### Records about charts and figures
######

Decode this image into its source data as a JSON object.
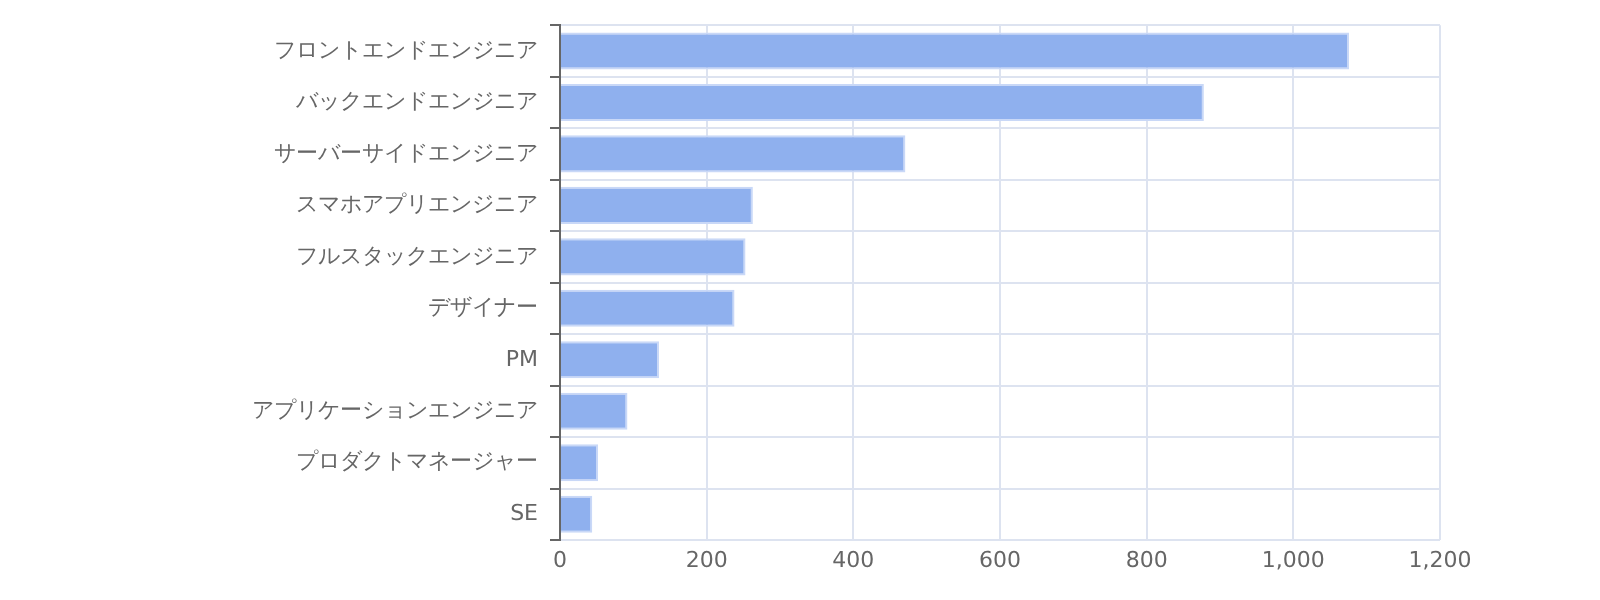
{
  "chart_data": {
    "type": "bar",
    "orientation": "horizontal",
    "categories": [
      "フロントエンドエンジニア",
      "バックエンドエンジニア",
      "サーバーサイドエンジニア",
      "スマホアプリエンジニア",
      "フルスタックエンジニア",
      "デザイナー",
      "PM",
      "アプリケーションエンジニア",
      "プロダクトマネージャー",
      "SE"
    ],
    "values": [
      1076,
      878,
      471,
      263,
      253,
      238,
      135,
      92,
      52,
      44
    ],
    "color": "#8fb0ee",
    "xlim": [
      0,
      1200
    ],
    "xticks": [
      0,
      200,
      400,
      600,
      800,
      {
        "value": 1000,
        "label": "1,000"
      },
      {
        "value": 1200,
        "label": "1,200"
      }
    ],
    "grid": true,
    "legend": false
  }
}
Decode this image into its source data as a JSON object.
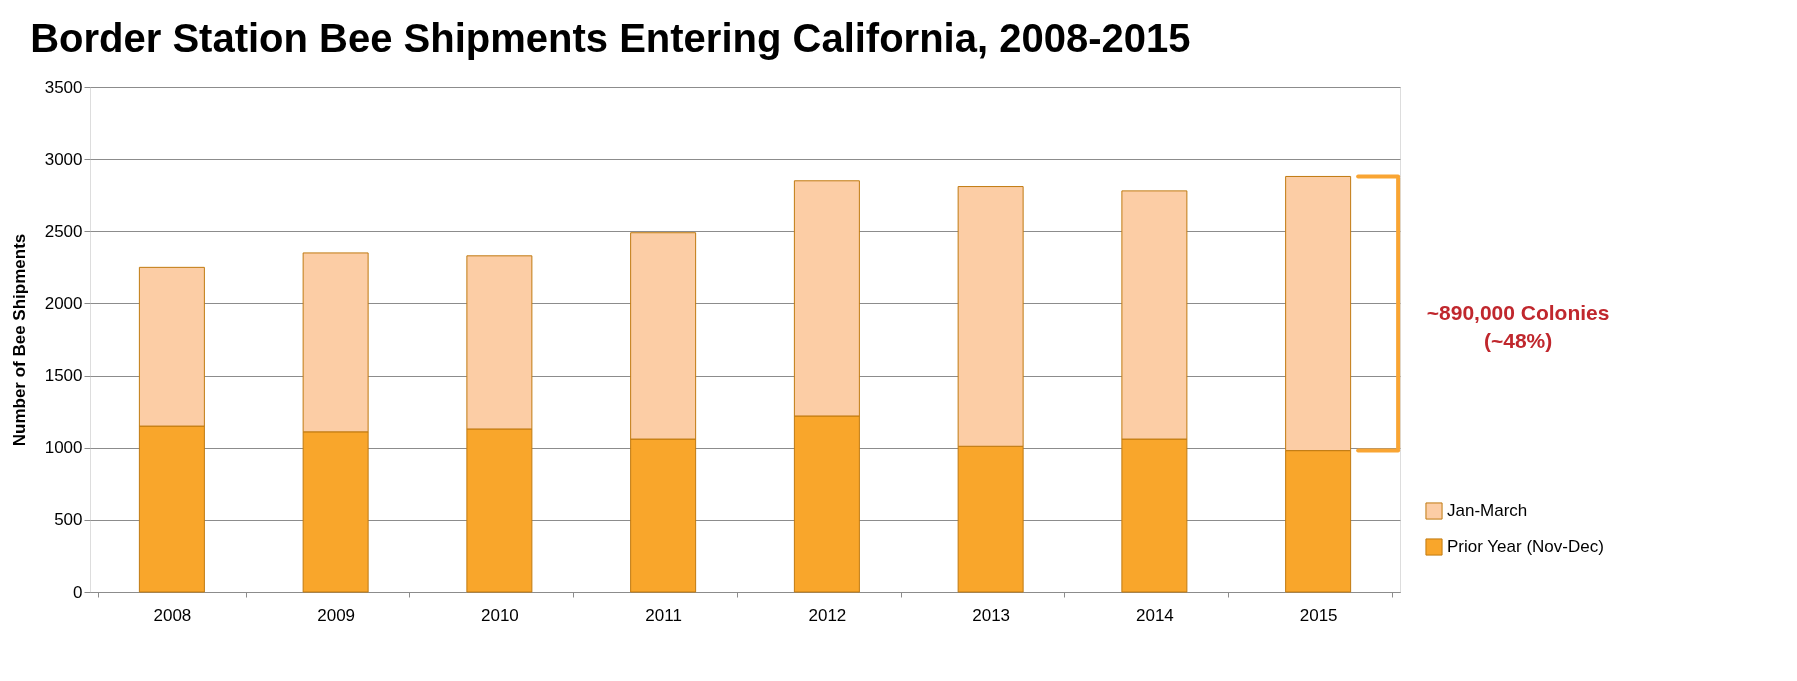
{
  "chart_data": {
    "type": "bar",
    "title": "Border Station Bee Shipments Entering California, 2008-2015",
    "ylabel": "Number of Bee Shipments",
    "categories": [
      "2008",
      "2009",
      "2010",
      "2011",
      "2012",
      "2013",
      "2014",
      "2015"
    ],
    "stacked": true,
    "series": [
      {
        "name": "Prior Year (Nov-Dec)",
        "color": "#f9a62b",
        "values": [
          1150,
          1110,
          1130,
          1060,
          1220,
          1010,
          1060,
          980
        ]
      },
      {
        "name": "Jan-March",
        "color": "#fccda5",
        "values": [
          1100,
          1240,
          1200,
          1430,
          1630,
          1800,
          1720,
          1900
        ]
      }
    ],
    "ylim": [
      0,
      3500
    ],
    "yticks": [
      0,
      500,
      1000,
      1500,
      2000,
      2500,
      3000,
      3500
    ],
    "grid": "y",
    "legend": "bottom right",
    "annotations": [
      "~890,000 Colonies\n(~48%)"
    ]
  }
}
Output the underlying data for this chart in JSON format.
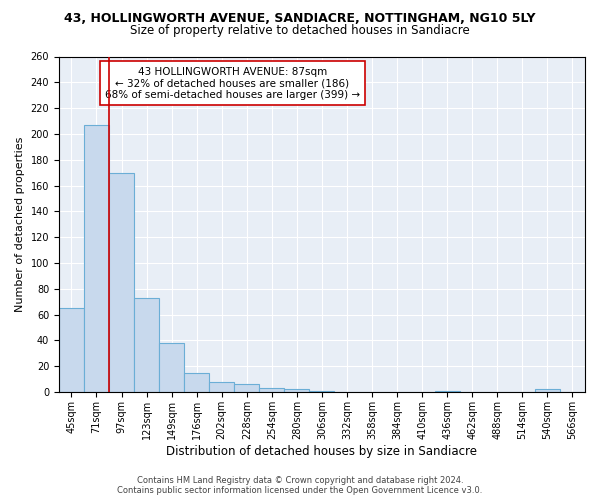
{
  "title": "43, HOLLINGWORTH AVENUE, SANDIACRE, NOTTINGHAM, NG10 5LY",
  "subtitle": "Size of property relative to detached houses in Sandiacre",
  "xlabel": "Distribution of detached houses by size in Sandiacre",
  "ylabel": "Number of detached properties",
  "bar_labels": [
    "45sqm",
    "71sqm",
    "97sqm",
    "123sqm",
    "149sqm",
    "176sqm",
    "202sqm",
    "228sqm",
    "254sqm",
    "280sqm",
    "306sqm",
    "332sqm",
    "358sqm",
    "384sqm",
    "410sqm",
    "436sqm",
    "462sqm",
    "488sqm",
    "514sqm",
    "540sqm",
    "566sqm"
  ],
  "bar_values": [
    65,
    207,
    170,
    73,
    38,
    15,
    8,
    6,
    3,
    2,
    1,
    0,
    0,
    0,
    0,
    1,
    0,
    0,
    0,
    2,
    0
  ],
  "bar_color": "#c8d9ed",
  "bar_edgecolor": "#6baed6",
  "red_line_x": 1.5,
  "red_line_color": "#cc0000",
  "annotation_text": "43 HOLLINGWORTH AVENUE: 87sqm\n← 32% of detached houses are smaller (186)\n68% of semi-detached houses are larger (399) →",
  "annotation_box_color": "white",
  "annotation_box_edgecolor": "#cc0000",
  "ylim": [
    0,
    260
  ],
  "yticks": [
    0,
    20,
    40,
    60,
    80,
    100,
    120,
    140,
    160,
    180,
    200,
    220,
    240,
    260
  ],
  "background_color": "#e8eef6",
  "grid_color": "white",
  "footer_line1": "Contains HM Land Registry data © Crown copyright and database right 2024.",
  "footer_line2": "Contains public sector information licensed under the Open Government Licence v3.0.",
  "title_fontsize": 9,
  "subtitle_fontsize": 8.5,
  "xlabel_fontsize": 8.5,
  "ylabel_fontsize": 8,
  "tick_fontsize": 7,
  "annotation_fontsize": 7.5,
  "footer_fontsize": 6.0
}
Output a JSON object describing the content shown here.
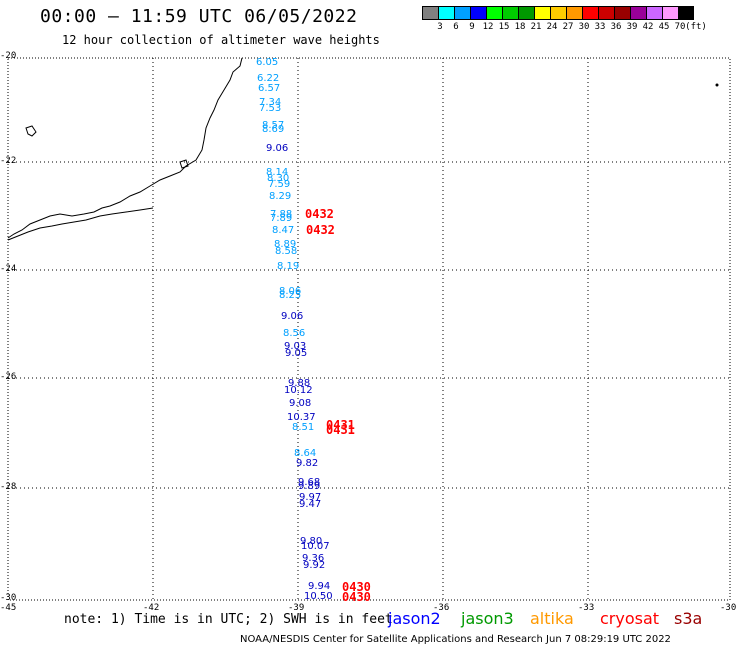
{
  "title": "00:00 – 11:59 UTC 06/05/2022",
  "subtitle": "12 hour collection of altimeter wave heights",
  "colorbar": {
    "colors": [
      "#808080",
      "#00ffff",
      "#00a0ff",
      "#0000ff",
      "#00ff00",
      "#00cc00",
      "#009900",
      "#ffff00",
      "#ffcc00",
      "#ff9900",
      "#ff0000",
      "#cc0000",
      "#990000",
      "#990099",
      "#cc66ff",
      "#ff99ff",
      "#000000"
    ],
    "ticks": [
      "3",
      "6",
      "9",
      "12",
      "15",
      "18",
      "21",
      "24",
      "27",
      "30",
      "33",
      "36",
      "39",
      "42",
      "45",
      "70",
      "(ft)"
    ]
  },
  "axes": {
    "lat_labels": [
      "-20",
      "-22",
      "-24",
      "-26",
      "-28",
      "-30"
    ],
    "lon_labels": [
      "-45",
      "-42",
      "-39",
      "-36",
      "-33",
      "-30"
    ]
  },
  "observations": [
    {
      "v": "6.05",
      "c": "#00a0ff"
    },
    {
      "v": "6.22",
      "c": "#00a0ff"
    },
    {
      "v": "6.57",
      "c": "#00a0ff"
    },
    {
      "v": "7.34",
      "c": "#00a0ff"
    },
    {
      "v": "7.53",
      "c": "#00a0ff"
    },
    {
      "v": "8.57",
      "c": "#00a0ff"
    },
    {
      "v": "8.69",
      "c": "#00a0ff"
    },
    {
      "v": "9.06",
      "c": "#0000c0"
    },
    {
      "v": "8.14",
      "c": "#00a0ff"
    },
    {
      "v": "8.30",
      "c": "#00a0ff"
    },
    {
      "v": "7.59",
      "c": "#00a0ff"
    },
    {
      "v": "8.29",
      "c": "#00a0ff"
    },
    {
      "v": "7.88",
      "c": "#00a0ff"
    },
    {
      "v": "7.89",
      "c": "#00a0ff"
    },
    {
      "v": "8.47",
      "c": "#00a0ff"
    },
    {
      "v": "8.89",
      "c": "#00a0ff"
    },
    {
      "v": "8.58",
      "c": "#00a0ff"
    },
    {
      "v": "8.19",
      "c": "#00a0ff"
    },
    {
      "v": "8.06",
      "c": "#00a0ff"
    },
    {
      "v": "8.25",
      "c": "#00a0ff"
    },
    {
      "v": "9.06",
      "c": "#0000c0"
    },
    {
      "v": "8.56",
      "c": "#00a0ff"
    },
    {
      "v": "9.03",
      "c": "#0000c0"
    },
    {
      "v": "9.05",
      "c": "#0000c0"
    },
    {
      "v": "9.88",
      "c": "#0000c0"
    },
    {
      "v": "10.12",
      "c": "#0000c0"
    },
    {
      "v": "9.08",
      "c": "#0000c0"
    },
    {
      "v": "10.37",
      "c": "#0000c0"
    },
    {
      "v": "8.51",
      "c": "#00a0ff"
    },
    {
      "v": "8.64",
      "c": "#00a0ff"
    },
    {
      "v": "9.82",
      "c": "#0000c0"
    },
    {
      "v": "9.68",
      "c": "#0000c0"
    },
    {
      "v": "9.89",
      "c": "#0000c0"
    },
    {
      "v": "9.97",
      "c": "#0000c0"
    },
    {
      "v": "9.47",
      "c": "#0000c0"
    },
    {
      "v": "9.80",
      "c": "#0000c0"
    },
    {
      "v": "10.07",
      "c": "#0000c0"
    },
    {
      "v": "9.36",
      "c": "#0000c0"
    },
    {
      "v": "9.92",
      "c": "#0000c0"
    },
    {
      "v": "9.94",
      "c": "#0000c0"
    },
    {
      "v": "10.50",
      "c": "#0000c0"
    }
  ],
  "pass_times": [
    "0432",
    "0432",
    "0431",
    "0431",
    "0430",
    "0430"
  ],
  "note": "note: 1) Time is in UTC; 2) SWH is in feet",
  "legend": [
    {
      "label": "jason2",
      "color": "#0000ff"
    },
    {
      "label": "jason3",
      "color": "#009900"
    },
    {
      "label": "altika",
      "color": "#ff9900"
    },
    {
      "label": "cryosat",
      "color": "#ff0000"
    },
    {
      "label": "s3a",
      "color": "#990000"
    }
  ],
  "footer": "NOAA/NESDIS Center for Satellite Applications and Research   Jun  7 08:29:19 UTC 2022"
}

######

### Work to complete
Where a line in the entries holds the word "Shipments", copy that line.

### Reply to the exercise
    "title": "Border Station Bee Shipments Entering California, 2008-2015",
    "ylabel": "Number of Bee Shipments",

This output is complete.